● REQUIRED WORK
Leaving the pictures aside, transcribe every line below exactly.

======

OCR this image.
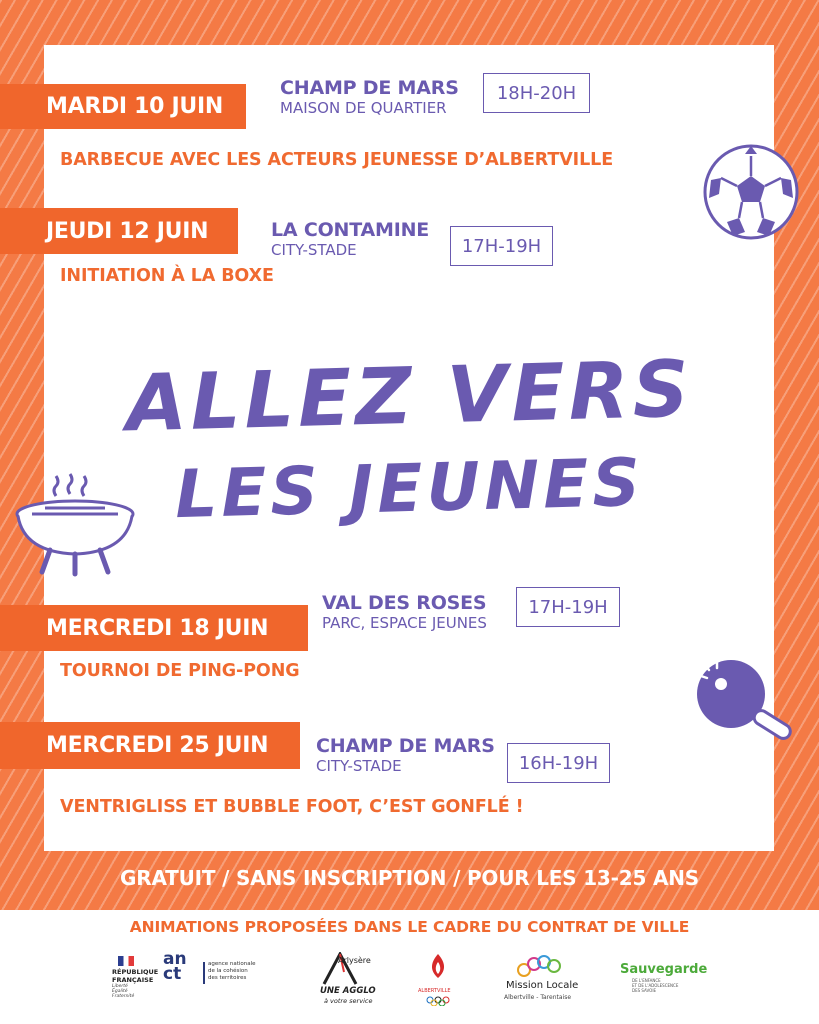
MARDI 10 JUIN
CHAMP DE MARS
MAISON DE QUARTIER
18H-20H
BARBECUE AVEC LES ACTEURS JEUNESSE D’ALBERTVILLE
JEUDI 12 JUIN	LA CONTAMINE
CITY-STADE	17H-19H
INITIATION À LA BOXE
ALLEZ VERS
LES JEUNES
MERCREDI 18 JUIN
VAL DES ROSES
PARC, ESPACE JEUNES
17H-19H
TOURNOI DE PING-PONG
MERCREDI 25 JUIN	CHAMP DE MARS
CITY-STADE	16H-19H
VENTRIGLISS ET BUBBLE FOOT, C’EST GONFLÉ !
GRATUIT / SANS INSCRIPTION / POUR LES 13-25 ANS
ANIMATIONS PROPOSÉES DANS LE CADRE DU CONTRAT DE VILLE
RÉPUBLIQUE
FRANÇAISE
Liberté
Égalité
Fraternité
an ct	agence nationale
de la cohésion
des territoires
Arlysère
UNE AGGLO
à votre service
ALBERTVILLE	Mission Locale
Albertville - Tarentaise
Sauvegarde
DE L'ENFANCE
ET DE L'ADOLESCENCE
DES SAVOIE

======

● WORKED SOLUTION
OCR this image.
MARDI 10 JUIN
CHAMP DE MARS
MAISON DE QUARTIER
18H-20H
BARBECUE AVEC LES ACTEURS JEUNESSE D’ALBERTVILLE
JEUDI 12 JUIN	LA CONTAMINE
CITY-STADE	17H-19H
INITIATION À LA BOXE
ALLEZ VERS
LES JEUNES
MERCREDI 18 JUIN
VAL DES ROSES
PARC, ESPACE JEUNES
17H-19H
TOURNOI DE PING-PONG
MERCREDI 25 JUIN	CHAMP DE MARS
CITY-STADE	16H-19H
VENTRIGLISS ET BUBBLE FOOT, C’EST GONFLÉ !
GRATUIT / SANS INSCRIPTION / POUR LES 13-25 ANS
ANIMATIONS PROPOSÉES DANS LE CADRE DU CONTRAT DE VILLE
RÉPUBLIQUE
FRANÇAISE
Liberté
Égalité
Fraternité
an ct	agence nationale
de la cohésion
des territoires
Arlysère
UNE AGGLO
à votre service
ALBERTVILLE	Mission Locale
Albertville - Tarentaise
Sauvegarde
DE L'ENFANCE
ET DE L'ADOLESCENCE
DES SAVOIE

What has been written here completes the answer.